**GIVEN INSTRUCTION**: From the records, pick out and copy each line containing "การเป".
[Start]
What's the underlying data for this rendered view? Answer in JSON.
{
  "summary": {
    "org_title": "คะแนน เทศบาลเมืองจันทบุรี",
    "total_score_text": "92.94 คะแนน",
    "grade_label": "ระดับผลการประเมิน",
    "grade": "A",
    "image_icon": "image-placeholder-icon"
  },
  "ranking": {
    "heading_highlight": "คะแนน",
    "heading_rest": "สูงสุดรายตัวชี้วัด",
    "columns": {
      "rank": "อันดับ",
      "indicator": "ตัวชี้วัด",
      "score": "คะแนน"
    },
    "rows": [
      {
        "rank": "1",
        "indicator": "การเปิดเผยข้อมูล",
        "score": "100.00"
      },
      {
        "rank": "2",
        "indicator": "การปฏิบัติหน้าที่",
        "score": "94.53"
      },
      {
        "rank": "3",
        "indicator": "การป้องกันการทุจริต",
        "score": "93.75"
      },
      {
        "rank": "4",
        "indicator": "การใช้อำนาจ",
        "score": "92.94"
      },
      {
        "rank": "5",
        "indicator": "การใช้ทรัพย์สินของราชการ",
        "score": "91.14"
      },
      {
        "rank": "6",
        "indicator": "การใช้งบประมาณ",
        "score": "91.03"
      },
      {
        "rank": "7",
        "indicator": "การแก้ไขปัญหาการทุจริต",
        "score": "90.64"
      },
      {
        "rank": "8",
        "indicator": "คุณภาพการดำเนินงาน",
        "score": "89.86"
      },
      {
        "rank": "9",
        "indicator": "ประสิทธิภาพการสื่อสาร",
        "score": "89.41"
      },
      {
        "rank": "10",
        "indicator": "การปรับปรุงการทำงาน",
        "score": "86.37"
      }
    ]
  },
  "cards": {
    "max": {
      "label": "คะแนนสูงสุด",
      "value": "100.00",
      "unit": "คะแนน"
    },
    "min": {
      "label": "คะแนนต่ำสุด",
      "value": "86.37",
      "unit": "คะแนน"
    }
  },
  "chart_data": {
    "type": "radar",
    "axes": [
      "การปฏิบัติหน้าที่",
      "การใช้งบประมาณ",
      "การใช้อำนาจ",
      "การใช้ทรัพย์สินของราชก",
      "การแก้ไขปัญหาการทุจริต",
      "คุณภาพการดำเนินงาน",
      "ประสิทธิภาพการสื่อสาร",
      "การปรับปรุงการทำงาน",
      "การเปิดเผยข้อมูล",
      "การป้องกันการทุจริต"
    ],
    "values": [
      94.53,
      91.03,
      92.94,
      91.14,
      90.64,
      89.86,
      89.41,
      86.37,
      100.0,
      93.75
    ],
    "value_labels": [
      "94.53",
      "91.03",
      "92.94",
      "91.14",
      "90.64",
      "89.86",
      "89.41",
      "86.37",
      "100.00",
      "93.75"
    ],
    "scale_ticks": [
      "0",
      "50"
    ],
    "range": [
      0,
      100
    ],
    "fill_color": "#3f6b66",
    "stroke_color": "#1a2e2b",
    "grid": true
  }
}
[End]
**THE RESPONSE**:
        "indicator": "การเปิดเผยข้อมูล",
      "การเปิดเผยข้อมูล",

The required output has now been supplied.